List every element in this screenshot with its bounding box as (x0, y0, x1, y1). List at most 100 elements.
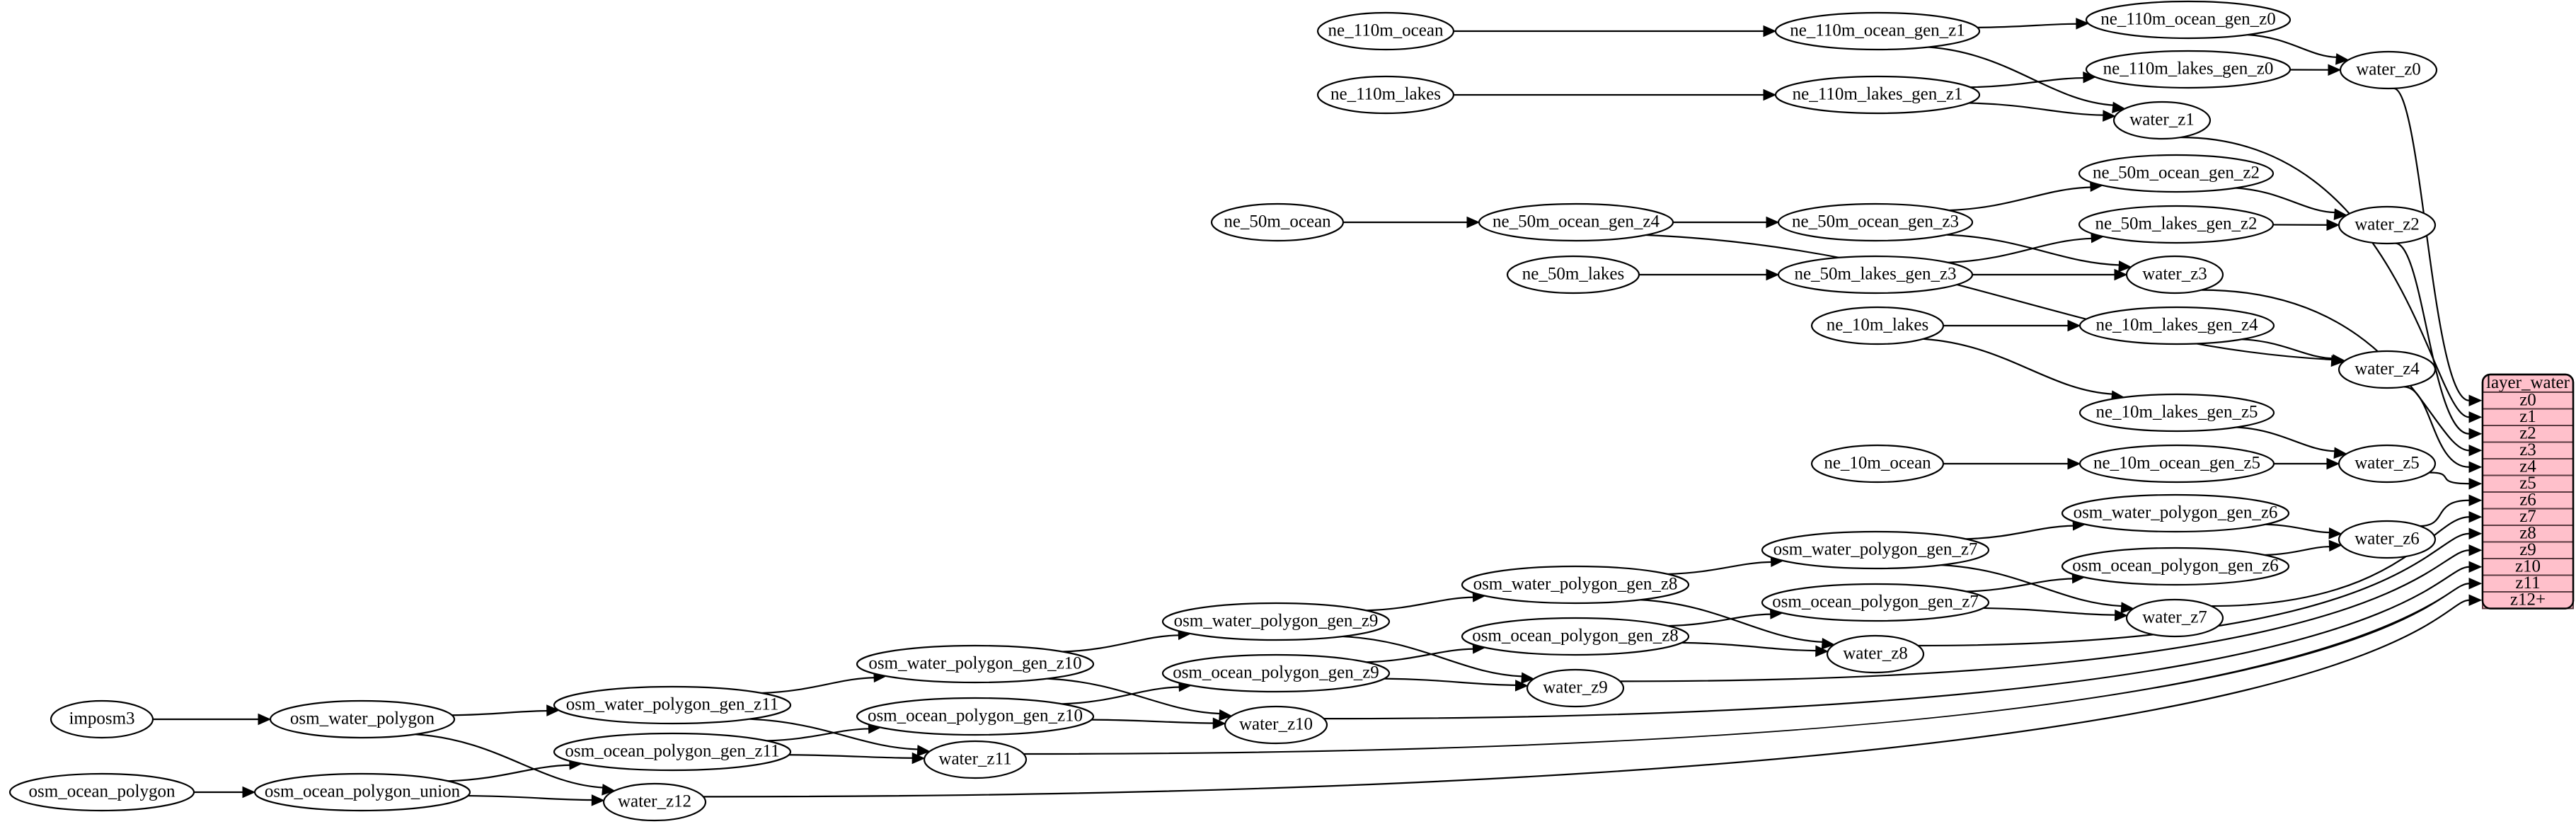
node-label-water_z9: water_z9 (1543, 678, 1608, 697)
node-ne_110m_ocean[interactable]: ne_110m_ocean (1316, 11, 1455, 51)
node-ne_10m_ocean[interactable]: ne_10m_ocean (1810, 444, 1945, 484)
node-osm_ocean_polygon_union[interactable]: osm_ocean_polygon_union (253, 772, 471, 812)
node-osm_water_polygon_gen_z9[interactable]: osm_water_polygon_gen_z9 (1161, 602, 1391, 641)
arrow-osm_ocean_polygon_gen_z6-to-water_z6 (2328, 539, 2342, 552)
edge-ne_50m_ocean_gen_z3-to-ne_50m_ocean_gen_z2 (1949, 186, 2092, 212)
node-shape-ne_110m_ocean (1316, 11, 1455, 51)
node-osm_ocean_polygon_gen_z7[interactable]: osm_ocean_polygon_gen_z7 (1761, 583, 1990, 622)
record-row-label-z6: z6 (2519, 490, 2536, 509)
edge-osm_water_polygon_gen_z11-to-water_z11 (749, 718, 919, 750)
edge-ne_110m_ocean_gen_z0-to-water_z0 (2248, 34, 2338, 58)
node-water_z10[interactable]: water_z10 (1224, 705, 1328, 745)
node-water_z2[interactable]: water_z2 (2338, 205, 2437, 245)
edge-ne_50m_ocean_gen_z4-to-water_z4 (1645, 234, 2333, 361)
arrow-ne_10m_lakes_gen_z5-to-water_z5 (2333, 447, 2347, 459)
node-ne_50m_ocean_gen_z2[interactable]: ne_50m_ocean_gen_z2 (2078, 154, 2275, 193)
arrow-osm_water_polygon_gen_z11-to-water_z11 (916, 745, 931, 757)
arrow-ne_110m_ocean_gen_z1-to-ne_110m_ocean_gen_z0 (2076, 18, 2090, 30)
node-water_z11[interactable]: water_z11 (923, 740, 1028, 779)
node-ne_50m_lakes_gen_z2[interactable]: ne_50m_lakes_gen_z2 (2078, 205, 2275, 244)
node-ne_110m_ocean_gen_z0[interactable]: ne_110m_ocean_gen_z0 (2085, 0, 2292, 40)
arrow-imposm3-to-osm_water_polygon (258, 713, 272, 726)
node-water_z5[interactable]: water_z5 (2338, 444, 2437, 484)
node-water_z8[interactable]: water_z8 (1826, 634, 1925, 674)
nodes-layer: ne_110m_ocean ne_110m_ocean_gen_z1 ne_110m… (8, 0, 2438, 822)
node-label-ne_50m_ocean_gen_z3: ne_50m_ocean_gen_z3 (1792, 212, 1959, 231)
node-label-ne_10m_ocean: ne_10m_ocean (1824, 454, 1931, 473)
layer-water-record-node[interactable]: layer_waterz0z1z2z3z4z5z6z7z8z9z10z11z12… (2481, 373, 2575, 610)
node-ne_50m_lakes[interactable]: ne_50m_lakes (1506, 255, 1640, 295)
node-ne_10m_ocean_gen_z5[interactable]: ne_10m_ocean_gen_z5 (2078, 444, 2275, 484)
edge-osm_ocean_polygon_gen_z11-to-water_z11 (788, 754, 914, 759)
node-label-water_z0: water_z0 (2356, 60, 2421, 79)
node-imposm3[interactable]: imposm3 (50, 699, 154, 739)
node-water_z12[interactable]: water_z12 (602, 782, 707, 822)
node-water_z3[interactable]: water_z3 (2125, 255, 2224, 295)
arrow-ne_110m_ocean_gen_z0-to-water_z0 (2335, 53, 2350, 65)
node-osm_ocean_polygon_gen_z8[interactable]: osm_ocean_polygon_gen_z8 (1461, 617, 1690, 656)
arrow-osm_ocean_polygon_gen_z7-to-water_z7 (2114, 609, 2128, 622)
node-water_z7[interactable]: water_z7 (2125, 598, 2224, 638)
node-osm_water_polygon_gen_z6[interactable]: osm_water_polygon_gen_z6 (2061, 493, 2290, 533)
node-ne_50m_ocean[interactable]: ne_50m_ocean (1210, 202, 1345, 242)
node-water_z0[interactable]: water_z0 (2339, 50, 2438, 90)
arrow-water_z3-to-layer-water-z3 (2468, 444, 2483, 457)
node-shape-ne_10m_ocean (1810, 444, 1945, 484)
node-shape-osm_water_polygon_gen_z8 (1461, 565, 1690, 605)
record-row-label-z1: z1 (2519, 407, 2536, 426)
edge-water_z0-to-layer-water-z0 (2393, 87, 2470, 401)
node-shape-osm_water_polygon (269, 699, 456, 739)
node-osm_ocean_polygon_gen_z10[interactable]: osm_ocean_polygon_gen_z10 (856, 697, 1095, 736)
arrow-water_z2-to-layer-water-z2 (2468, 428, 2483, 440)
node-osm_water_polygon[interactable]: osm_water_polygon (269, 699, 456, 739)
node-label-ne_50m_lakes: ne_50m_lakes (1522, 265, 1624, 284)
node-shape-osm_water_polygon_gen_z11 (553, 685, 792, 725)
record-title: layer_water (2486, 373, 2570, 392)
node-shape-ne_10m_lakes_gen_z4 (2078, 306, 2275, 345)
node-ne_110m_lakes_gen_z0[interactable]: ne_110m_lakes_gen_z0 (2085, 50, 2292, 89)
node-water_z9[interactable]: water_z9 (1526, 668, 1625, 708)
node-ne_10m_lakes_gen_z5[interactable]: ne_10m_lakes_gen_z5 (2078, 393, 2275, 433)
node-water_z4[interactable]: water_z4 (2338, 350, 2437, 389)
node-osm_ocean_polygon_gen_z6[interactable]: osm_ocean_polygon_gen_z6 (2061, 547, 2290, 586)
edge-water_z9-to-layer-water-z9 (1620, 549, 2470, 682)
node-label-osm_water_polygon_gen_z11: osm_water_polygon_gen_z11 (566, 695, 778, 714)
node-shape-ne_50m_lakes_gen_z2 (2078, 205, 2275, 244)
node-osm_ocean_polygon[interactable]: osm_ocean_polygon (8, 772, 195, 812)
node-osm_water_polygon_gen_z11[interactable]: osm_water_polygon_gen_z11 (553, 685, 792, 725)
node-ne_110m_lakes[interactable]: ne_110m_lakes (1316, 75, 1455, 115)
node-shape-ne_110m_lakes (1316, 75, 1455, 115)
node-osm_water_polygon_gen_z8[interactable]: osm_water_polygon_gen_z8 (1461, 565, 1690, 605)
node-label-ne_10m_ocean_gen_z5: ne_10m_ocean_gen_z5 (2093, 454, 2260, 473)
arrow-osm_water_polygon_gen_z10-to-water_z10 (1219, 709, 1233, 721)
edge-ne_110m_ocean_gen_z1-to-ne_110m_ocean_gen_z0 (1977, 23, 2077, 28)
node-water_z1[interactable]: water_z1 (2112, 101, 2212, 140)
node-osm_water_polygon_gen_z10[interactable]: osm_water_polygon_gen_z10 (856, 644, 1095, 684)
node-shape-osm_ocean_polygon_gen_z7 (1761, 583, 1990, 622)
node-ne_50m_ocean_gen_z3[interactable]: ne_50m_ocean_gen_z3 (1777, 202, 1974, 242)
node-ne_10m_lakes_gen_z4[interactable]: ne_10m_lakes_gen_z4 (2078, 306, 2275, 345)
node-water_z6[interactable]: water_z6 (2338, 520, 2437, 559)
arrow-ne_50m_lakes-to-ne_50m_lakes_gen_z3 (1766, 268, 1780, 281)
node-osm_ocean_polygon_gen_z11[interactable]: osm_ocean_polygon_gen_z11 (553, 732, 792, 772)
node-ne_110m_ocean_gen_z1[interactable]: ne_110m_ocean_gen_z1 (1774, 11, 1981, 51)
edge-ne_10m_lakes-to-ne_10m_lakes_gen_z5 (1923, 338, 2113, 395)
node-shape-ne_110m_ocean_gen_z0 (2085, 0, 2292, 40)
node-ne_50m_lakes_gen_z3[interactable]: ne_50m_lakes_gen_z3 (1777, 255, 1974, 295)
edge-ne_50m_ocean_gen_z3-to-water_z3 (1946, 234, 2120, 266)
arrow-ne_50m_ocean_gen_z4-to-ne_50m_ocean_gen_z3 (1766, 216, 1780, 229)
node-ne_10m_lakes[interactable]: ne_10m_lakes (1810, 306, 1945, 345)
record-outline (2481, 373, 2575, 610)
edge-osm_water_polygon_gen_z10-to-osm_water_polygon_gen_z9 (1062, 634, 1180, 653)
node-osm_ocean_polygon_gen_z9[interactable]: osm_ocean_polygon_gen_z9 (1161, 653, 1391, 693)
edge-water_z1-to-layer-water-z1 (2180, 136, 2470, 418)
record-row-label-z11: z11 (2515, 573, 2540, 593)
arrow-ne_50m_ocean_gen_z2-to-water_z2 (2333, 208, 2347, 220)
node-ne_50m_ocean_gen_z4[interactable]: ne_50m_ocean_gen_z4 (1478, 202, 1674, 242)
arrow-water_z11-to-layer-water-z11 (2468, 577, 2483, 590)
node-osm_water_polygon_gen_z7[interactable]: osm_water_polygon_gen_z7 (1761, 530, 1990, 570)
node-ne_110m_lakes_gen_z1[interactable]: ne_110m_lakes_gen_z1 (1774, 75, 1981, 115)
edge-ne_10m_lakes_gen_z4-to-water_z4 (2242, 338, 2334, 360)
edge-osm_water_polygon-to-water_z12 (415, 733, 604, 789)
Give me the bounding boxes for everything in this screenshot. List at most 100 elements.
****
Renvoyez sans aucune modification les lignes allant de celle qui contient « node-label-water_z9: water_z9 (1543, 678, 1608, 697) » jusqu'à celle qui contient « layer_waterz0z1z2z3z4z5z6z7z8z9z10z11z12… (2481, 373, 2575, 610) », cette dernière comprise.

• RÉPONSE:
node-label-water_z9: water_z9 (1543, 678, 1608, 697)
node-ne_110m_ocean[interactable]: ne_110m_ocean (1316, 11, 1455, 51)
node-ne_10m_ocean[interactable]: ne_10m_ocean (1810, 444, 1945, 484)
node-osm_ocean_polygon_union[interactable]: osm_ocean_polygon_union (253, 772, 471, 812)
node-osm_water_polygon_gen_z9[interactable]: osm_water_polygon_gen_z9 (1161, 602, 1391, 641)
arrow-osm_ocean_polygon_gen_z6-to-water_z6 (2328, 539, 2342, 552)
edge-ne_50m_ocean_gen_z3-to-ne_50m_ocean_gen_z2 (1949, 186, 2092, 212)
node-shape-ne_110m_ocean (1316, 11, 1455, 51)
node-osm_ocean_polygon_gen_z7[interactable]: osm_ocean_polygon_gen_z7 (1761, 583, 1990, 622)
record-row-label-z6: z6 (2519, 490, 2536, 509)
edge-osm_water_polygon_gen_z11-to-water_z11 (749, 718, 919, 750)
edge-ne_110m_ocean_gen_z0-to-water_z0 (2248, 34, 2338, 58)
node-water_z10[interactable]: water_z10 (1224, 705, 1328, 745)
node-water_z2[interactable]: water_z2 (2338, 205, 2437, 245)
edge-ne_50m_ocean_gen_z4-to-water_z4 (1645, 234, 2333, 361)
arrow-ne_10m_lakes_gen_z5-to-water_z5 (2333, 447, 2347, 459)
node-ne_50m_ocean_gen_z2[interactable]: ne_50m_ocean_gen_z2 (2078, 154, 2275, 193)
arrow-osm_water_polygon_gen_z11-to-water_z11 (916, 745, 931, 757)
arrow-ne_110m_ocean_gen_z1-to-ne_110m_ocean_gen_z0 (2076, 18, 2090, 30)
node-water_z11[interactable]: water_z11 (923, 740, 1028, 779)
node-ne_50m_lakes_gen_z2[interactable]: ne_50m_lakes_gen_z2 (2078, 205, 2275, 244)
node-ne_110m_ocean_gen_z0[interactable]: ne_110m_ocean_gen_z0 (2085, 0, 2292, 40)
arrow-imposm3-to-osm_water_polygon (258, 713, 272, 726)
node-water_z5[interactable]: water_z5 (2338, 444, 2437, 484)
node-water_z8[interactable]: water_z8 (1826, 634, 1925, 674)
nodes-layer: ne_110m_ocean ne_110m_ocean_gen_z1 ne_110m… (8, 0, 2438, 822)
node-label-ne_50m_ocean_gen_z3: ne_50m_ocean_gen_z3 (1792, 212, 1959, 231)
node-label-ne_10m_ocean: ne_10m_ocean (1824, 454, 1931, 473)
layer-water-record-node[interactable]: layer_waterz0z1z2z3z4z5z6z7z8z9z10z11z12… (2481, 373, 2575, 610)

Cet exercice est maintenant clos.